Search the records below for the word "SpringBootSpringMVCApplication" and show every line where it occurs.

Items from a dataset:
◇ ◇ ◇ ◇

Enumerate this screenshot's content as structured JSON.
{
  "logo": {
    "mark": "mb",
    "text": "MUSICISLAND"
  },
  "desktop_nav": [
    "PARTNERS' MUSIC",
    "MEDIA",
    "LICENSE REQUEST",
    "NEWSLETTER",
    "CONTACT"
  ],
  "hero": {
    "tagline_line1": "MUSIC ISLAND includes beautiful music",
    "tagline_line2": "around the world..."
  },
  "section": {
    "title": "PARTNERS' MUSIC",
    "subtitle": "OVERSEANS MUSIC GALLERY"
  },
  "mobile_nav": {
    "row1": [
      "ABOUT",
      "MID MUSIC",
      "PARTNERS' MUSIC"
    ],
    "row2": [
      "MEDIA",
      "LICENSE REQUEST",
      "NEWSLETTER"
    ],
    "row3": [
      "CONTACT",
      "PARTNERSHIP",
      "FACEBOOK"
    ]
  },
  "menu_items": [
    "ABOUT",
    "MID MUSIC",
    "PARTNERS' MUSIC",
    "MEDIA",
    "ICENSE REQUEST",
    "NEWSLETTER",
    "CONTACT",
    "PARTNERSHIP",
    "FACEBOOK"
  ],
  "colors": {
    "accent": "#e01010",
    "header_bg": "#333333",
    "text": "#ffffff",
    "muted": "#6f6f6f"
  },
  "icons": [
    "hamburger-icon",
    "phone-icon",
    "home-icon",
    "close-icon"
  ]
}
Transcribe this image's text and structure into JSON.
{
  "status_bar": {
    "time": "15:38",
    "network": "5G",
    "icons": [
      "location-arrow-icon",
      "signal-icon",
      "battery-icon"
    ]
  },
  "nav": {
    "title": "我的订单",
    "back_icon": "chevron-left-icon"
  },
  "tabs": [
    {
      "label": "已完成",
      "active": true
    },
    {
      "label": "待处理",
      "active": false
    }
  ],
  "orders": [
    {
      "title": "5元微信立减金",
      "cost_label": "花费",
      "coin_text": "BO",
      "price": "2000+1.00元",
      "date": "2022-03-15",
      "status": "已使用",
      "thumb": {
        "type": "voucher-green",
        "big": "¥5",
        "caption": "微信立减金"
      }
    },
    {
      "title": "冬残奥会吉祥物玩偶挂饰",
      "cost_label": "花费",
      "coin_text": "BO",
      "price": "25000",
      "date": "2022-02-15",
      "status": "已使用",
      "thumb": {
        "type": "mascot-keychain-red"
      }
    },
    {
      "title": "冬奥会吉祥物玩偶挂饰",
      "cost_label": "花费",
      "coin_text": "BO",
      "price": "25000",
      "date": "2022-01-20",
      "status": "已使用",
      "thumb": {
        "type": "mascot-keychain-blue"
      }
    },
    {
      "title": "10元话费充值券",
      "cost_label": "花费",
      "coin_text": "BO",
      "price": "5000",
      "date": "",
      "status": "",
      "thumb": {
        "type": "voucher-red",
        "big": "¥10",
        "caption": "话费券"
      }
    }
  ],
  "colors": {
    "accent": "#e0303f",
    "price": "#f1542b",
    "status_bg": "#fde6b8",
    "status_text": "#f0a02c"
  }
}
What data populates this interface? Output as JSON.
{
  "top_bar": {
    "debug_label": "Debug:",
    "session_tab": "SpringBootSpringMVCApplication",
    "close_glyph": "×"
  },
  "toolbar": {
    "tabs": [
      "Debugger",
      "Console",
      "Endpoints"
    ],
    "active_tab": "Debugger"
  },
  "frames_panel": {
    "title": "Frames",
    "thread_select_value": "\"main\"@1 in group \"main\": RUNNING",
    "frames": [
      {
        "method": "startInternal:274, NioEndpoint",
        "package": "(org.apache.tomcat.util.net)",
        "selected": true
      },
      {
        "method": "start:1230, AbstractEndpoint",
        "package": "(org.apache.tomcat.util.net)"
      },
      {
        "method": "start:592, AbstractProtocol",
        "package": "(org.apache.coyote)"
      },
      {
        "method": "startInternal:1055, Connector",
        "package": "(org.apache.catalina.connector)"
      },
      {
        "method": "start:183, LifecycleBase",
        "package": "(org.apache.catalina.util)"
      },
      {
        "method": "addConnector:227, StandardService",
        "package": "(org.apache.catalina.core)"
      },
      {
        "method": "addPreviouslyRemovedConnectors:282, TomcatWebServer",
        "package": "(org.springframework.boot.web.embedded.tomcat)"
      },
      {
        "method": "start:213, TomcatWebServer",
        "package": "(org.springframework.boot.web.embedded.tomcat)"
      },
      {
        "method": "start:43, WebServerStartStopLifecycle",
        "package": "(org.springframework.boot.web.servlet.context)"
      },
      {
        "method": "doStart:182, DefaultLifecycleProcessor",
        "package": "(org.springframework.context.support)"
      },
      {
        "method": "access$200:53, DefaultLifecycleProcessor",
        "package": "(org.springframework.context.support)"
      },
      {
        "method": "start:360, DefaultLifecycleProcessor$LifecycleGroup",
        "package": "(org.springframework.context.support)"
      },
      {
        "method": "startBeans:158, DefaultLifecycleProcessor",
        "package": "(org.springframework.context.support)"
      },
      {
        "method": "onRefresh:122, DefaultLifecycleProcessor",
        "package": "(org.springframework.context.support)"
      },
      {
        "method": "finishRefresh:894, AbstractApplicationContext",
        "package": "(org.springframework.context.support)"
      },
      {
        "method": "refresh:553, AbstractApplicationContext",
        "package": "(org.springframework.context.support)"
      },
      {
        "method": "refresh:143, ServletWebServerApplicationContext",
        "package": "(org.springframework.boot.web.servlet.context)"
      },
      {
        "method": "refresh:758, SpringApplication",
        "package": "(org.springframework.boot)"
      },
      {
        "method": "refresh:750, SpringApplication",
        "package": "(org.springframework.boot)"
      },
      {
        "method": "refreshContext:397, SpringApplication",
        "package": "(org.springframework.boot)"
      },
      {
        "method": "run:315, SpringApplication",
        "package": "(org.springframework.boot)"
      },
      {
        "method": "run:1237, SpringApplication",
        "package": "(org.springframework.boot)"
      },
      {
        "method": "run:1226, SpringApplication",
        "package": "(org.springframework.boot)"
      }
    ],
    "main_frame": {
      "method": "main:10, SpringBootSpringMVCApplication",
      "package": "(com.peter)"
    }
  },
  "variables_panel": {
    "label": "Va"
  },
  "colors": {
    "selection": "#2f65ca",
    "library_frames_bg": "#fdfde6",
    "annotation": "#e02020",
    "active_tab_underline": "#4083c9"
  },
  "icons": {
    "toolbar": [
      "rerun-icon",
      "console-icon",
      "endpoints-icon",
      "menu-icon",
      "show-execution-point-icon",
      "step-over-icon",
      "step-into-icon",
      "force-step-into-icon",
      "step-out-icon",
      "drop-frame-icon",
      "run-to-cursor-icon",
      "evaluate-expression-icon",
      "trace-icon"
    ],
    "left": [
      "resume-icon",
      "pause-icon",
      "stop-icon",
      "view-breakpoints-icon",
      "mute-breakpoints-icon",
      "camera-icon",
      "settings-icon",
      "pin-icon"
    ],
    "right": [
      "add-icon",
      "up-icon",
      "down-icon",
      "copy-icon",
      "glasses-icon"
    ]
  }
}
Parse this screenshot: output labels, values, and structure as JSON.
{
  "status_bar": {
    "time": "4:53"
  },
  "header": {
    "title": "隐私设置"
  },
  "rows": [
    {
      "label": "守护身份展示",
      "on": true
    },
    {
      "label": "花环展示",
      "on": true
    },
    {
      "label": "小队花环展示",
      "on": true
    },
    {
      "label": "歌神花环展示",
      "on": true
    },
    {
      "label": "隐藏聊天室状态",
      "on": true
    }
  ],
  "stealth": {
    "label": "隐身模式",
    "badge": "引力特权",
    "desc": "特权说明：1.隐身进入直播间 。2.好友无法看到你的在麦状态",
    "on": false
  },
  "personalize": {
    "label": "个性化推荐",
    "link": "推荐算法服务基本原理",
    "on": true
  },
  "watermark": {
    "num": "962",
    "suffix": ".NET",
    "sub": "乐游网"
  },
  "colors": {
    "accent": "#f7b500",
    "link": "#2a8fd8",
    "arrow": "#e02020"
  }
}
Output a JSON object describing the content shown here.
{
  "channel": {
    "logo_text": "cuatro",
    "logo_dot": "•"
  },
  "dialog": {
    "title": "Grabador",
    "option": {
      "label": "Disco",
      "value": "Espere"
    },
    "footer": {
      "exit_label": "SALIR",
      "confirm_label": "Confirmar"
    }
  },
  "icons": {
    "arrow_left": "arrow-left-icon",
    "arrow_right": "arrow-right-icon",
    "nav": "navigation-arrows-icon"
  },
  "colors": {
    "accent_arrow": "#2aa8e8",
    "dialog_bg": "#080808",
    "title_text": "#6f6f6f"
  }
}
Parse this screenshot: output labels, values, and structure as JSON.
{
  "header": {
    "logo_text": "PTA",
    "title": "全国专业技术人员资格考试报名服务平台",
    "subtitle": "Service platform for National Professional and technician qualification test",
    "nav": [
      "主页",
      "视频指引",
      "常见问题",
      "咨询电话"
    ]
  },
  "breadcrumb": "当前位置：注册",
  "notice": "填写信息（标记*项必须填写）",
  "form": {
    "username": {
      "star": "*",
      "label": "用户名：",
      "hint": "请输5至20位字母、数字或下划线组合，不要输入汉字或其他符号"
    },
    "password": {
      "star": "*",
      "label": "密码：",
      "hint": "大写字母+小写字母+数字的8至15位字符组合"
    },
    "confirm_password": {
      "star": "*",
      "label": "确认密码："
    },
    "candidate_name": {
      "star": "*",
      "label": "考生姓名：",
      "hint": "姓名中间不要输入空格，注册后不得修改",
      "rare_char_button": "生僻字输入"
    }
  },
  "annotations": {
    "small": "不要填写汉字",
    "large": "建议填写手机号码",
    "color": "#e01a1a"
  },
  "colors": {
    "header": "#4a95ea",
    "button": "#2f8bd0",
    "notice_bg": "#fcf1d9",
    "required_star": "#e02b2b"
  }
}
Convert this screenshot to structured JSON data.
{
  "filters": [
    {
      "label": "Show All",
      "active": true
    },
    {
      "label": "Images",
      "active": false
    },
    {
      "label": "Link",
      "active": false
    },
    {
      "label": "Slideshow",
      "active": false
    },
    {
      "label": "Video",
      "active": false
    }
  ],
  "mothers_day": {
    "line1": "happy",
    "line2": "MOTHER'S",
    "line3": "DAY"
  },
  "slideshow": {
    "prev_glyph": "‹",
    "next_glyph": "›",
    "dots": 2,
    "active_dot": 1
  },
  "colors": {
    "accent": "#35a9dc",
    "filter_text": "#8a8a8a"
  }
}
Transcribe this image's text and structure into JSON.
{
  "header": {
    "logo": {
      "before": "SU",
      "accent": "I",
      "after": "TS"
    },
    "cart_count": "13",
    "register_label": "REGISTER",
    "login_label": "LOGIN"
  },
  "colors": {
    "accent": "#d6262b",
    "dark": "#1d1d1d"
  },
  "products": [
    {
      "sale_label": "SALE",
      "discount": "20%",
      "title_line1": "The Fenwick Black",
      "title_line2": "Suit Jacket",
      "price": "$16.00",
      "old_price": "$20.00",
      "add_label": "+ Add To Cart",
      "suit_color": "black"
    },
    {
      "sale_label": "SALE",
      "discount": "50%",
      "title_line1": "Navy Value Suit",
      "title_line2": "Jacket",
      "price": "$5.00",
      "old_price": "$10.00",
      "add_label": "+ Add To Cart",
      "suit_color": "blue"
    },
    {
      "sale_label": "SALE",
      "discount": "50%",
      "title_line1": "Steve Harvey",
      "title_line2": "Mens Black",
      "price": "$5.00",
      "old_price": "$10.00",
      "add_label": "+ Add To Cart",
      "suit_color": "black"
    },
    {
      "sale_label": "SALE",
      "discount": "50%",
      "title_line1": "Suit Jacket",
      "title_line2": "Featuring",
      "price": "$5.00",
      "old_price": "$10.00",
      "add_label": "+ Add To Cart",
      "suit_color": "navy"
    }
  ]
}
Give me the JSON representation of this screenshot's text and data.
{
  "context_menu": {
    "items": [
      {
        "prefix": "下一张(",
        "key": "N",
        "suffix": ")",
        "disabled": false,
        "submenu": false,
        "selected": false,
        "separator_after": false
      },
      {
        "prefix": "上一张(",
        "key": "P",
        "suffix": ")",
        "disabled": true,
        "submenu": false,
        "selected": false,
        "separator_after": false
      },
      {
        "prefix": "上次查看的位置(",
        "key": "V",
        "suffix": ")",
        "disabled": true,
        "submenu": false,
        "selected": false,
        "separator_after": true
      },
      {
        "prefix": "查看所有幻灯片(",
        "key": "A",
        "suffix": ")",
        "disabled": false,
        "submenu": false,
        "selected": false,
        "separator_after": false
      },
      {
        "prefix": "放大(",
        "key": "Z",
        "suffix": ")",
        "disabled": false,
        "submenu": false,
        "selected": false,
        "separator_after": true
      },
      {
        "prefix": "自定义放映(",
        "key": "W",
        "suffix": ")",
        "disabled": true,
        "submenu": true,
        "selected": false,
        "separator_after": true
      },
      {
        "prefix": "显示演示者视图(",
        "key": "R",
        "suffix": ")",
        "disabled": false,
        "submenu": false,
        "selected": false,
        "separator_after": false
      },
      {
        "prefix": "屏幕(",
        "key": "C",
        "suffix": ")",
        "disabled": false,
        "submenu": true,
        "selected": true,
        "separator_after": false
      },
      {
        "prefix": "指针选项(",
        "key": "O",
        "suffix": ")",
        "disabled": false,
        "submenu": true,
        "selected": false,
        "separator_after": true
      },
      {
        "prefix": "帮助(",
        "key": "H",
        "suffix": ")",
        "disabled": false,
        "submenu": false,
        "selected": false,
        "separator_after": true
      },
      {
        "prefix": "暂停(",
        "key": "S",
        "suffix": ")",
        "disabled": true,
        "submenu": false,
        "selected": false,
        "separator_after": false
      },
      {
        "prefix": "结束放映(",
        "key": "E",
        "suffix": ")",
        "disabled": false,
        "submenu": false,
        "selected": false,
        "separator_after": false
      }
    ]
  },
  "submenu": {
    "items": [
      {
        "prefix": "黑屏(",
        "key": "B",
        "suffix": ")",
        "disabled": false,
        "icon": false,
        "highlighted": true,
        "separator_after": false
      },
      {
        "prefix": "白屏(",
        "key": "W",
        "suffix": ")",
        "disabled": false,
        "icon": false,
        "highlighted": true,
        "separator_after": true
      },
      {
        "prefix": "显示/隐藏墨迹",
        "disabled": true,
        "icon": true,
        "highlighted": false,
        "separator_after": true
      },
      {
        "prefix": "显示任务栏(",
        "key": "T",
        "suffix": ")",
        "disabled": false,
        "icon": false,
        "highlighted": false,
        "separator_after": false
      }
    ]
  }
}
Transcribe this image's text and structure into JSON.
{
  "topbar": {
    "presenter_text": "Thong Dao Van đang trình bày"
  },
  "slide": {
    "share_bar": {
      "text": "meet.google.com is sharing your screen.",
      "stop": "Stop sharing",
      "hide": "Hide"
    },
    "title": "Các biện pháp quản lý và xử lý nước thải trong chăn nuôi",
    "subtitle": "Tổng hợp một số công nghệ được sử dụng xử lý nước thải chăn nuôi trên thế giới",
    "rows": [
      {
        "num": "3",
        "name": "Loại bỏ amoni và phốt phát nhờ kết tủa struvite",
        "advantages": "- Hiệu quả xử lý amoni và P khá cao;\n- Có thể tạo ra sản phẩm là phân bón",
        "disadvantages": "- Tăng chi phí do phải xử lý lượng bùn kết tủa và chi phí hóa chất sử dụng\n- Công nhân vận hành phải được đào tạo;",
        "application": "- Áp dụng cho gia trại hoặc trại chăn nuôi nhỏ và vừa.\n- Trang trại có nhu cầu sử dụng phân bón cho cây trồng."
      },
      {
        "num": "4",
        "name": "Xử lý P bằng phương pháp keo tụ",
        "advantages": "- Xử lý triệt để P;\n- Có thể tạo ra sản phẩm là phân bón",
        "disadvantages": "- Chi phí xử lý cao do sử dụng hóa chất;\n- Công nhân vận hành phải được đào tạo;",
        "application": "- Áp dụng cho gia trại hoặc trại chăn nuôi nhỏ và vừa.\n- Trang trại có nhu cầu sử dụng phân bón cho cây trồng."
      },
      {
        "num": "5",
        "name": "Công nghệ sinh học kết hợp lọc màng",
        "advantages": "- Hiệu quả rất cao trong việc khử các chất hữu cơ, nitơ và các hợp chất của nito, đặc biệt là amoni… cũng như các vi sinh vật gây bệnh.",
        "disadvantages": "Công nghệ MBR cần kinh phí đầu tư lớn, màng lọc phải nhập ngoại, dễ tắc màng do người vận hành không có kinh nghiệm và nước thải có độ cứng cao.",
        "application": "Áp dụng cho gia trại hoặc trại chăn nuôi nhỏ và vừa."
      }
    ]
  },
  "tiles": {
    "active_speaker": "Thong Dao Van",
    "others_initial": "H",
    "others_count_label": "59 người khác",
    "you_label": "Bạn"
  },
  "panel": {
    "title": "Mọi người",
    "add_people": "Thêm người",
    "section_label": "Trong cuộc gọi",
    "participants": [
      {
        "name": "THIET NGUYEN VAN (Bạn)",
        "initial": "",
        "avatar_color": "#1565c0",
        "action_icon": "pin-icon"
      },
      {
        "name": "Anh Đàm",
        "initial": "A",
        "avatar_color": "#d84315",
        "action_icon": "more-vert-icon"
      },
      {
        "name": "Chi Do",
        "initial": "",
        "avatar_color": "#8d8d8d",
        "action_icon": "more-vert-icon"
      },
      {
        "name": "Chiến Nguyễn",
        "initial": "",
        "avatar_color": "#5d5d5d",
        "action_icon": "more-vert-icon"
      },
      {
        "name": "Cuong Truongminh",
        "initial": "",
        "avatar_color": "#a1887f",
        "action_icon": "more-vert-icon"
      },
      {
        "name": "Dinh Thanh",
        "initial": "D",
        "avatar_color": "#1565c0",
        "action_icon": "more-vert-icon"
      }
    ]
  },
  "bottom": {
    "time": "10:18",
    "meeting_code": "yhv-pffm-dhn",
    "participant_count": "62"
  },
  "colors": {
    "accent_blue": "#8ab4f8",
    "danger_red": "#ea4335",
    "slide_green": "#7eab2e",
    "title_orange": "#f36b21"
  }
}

◇ ◇ ◇ ◇

▶ Result of this task:
    "session_tab": "SpringBootSpringMVCApplication",
      "method": "main:10, SpringBootSpringMVCApplication",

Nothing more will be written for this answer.